*Objective:*
Look through the material below for "values". Copy every line that contains it.

*Listing:*
/---
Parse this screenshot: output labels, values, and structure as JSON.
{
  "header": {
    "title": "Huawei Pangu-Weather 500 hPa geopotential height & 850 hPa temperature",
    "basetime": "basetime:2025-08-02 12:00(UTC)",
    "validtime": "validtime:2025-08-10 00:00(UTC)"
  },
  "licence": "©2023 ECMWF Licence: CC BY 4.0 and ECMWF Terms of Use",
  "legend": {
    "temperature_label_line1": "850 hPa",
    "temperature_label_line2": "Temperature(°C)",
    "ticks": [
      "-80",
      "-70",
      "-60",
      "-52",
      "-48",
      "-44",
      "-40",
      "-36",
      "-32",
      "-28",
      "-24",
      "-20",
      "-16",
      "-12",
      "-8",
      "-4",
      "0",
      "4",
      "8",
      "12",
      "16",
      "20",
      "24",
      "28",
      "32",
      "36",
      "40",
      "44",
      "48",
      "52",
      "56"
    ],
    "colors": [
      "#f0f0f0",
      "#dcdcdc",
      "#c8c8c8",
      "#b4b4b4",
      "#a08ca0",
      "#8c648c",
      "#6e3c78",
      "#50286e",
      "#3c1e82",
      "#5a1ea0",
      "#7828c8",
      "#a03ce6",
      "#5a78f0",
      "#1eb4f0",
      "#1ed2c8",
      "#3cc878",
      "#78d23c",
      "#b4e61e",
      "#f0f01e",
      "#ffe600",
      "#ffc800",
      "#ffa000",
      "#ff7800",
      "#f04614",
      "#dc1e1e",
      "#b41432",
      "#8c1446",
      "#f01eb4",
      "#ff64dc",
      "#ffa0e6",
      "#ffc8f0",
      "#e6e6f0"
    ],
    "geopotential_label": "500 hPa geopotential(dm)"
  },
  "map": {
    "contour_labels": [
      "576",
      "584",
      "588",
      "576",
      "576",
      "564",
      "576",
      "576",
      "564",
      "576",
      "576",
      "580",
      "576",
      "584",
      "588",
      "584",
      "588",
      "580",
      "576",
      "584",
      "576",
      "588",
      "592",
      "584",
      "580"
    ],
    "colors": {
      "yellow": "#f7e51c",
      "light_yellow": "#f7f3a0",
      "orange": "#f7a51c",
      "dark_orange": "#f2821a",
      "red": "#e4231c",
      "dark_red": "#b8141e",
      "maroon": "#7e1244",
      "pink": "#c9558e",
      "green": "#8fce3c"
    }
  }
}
\---
/---
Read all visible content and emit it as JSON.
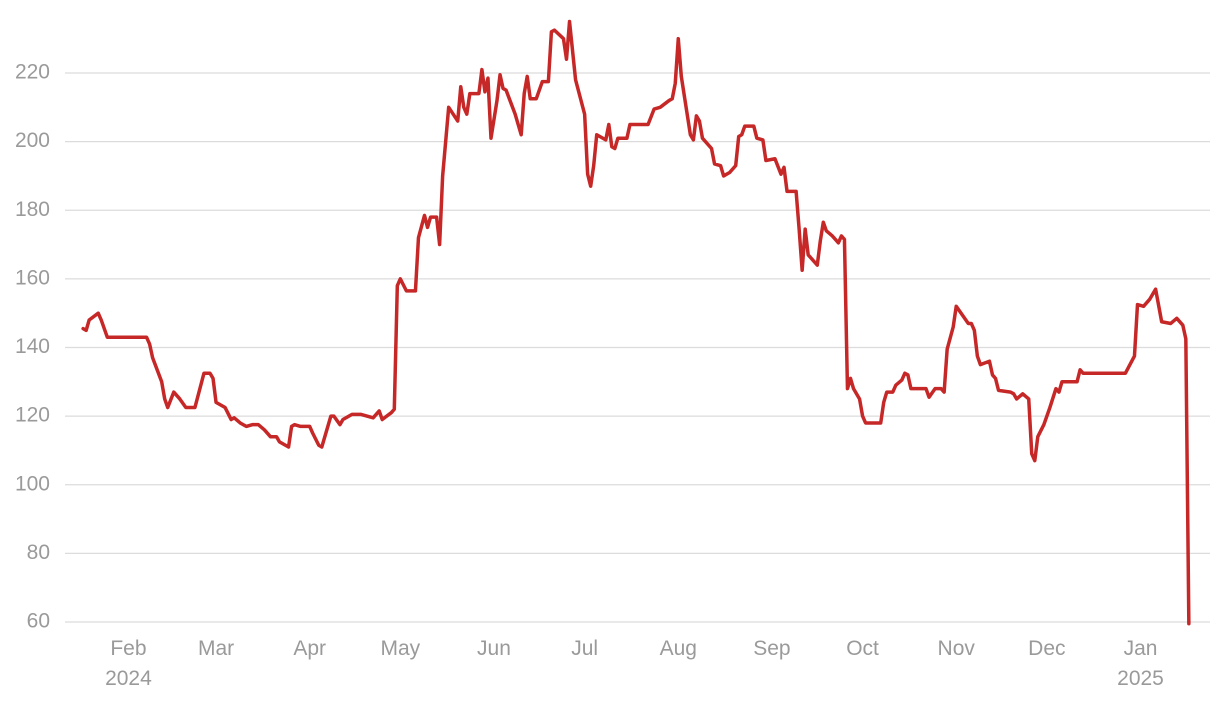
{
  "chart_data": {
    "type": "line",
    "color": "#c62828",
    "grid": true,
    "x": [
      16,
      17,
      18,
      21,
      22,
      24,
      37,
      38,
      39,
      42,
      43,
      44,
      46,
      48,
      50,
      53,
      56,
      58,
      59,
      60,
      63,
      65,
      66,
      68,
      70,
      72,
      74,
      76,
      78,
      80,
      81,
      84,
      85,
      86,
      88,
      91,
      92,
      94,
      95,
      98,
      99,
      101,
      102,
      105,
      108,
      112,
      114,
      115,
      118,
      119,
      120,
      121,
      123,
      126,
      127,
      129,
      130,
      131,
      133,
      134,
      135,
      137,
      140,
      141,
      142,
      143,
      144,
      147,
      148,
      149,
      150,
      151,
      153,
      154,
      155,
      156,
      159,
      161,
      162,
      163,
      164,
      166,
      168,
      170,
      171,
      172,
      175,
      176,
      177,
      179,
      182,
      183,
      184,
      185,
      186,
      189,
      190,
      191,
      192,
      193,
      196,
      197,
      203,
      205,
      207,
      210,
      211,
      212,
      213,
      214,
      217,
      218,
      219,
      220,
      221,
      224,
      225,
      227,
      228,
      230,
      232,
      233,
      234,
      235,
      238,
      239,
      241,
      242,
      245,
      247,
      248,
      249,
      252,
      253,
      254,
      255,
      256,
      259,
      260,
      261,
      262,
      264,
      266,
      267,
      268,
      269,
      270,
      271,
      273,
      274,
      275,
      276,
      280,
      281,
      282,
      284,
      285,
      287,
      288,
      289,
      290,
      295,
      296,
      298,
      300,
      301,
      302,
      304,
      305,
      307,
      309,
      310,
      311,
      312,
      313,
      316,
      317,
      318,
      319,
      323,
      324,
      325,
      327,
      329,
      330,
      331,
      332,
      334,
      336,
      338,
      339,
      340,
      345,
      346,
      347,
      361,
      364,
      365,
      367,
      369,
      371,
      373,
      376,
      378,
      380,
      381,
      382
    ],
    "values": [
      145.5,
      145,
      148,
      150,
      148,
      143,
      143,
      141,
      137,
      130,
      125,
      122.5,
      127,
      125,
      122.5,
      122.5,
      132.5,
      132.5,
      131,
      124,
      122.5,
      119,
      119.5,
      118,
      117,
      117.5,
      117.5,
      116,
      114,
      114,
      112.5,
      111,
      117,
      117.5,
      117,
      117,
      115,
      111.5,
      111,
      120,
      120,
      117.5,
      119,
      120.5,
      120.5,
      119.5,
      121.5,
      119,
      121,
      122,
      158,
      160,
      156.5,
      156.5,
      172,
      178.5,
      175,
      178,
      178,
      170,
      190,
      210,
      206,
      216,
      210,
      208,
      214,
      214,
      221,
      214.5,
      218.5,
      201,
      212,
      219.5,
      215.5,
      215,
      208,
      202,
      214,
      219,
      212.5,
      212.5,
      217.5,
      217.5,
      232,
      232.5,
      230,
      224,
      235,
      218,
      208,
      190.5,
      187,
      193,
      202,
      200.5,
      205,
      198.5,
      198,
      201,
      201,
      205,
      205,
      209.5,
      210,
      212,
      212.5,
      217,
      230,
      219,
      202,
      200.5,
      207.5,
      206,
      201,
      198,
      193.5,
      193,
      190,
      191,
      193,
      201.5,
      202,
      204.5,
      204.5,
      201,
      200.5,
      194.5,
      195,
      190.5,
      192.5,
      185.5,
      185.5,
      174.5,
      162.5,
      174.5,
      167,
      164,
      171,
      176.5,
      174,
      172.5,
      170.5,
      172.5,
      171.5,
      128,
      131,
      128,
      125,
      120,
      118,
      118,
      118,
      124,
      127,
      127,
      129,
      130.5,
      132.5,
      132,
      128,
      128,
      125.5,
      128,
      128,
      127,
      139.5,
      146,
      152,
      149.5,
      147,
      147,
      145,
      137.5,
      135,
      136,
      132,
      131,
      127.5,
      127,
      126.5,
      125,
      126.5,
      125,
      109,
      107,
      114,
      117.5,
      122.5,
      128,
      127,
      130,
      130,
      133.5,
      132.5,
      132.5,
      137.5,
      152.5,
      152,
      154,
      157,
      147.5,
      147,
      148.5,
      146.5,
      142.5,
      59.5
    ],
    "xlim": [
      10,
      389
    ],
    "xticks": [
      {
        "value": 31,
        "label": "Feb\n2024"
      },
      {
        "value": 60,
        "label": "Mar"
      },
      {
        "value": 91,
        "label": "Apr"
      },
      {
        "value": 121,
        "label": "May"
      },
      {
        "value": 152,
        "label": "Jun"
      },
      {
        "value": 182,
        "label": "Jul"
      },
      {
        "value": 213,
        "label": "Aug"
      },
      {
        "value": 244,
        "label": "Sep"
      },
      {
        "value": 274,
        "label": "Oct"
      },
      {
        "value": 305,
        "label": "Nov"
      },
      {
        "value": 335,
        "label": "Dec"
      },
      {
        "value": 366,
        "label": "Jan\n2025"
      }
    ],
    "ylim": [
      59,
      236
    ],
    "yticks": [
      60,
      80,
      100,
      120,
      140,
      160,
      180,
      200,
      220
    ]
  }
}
\---
/---
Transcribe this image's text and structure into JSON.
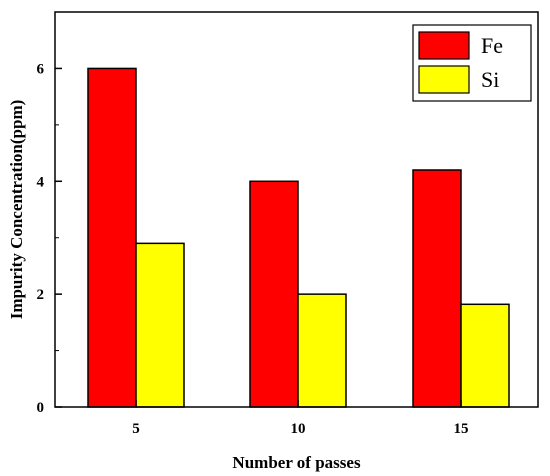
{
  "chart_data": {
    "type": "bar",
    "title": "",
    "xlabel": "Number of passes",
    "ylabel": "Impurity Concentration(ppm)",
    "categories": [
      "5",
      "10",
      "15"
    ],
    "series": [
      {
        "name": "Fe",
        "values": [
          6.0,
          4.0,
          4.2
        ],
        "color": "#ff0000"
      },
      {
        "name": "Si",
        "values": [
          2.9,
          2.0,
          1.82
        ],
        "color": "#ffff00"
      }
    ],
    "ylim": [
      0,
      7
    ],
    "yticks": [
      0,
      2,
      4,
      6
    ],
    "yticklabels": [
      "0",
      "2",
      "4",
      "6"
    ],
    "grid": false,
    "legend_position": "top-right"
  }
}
\---
*Result of the task:*
Parse this screenshot: output labels, values, and structure as JSON.
    "values": [
        "values": [
        "values": [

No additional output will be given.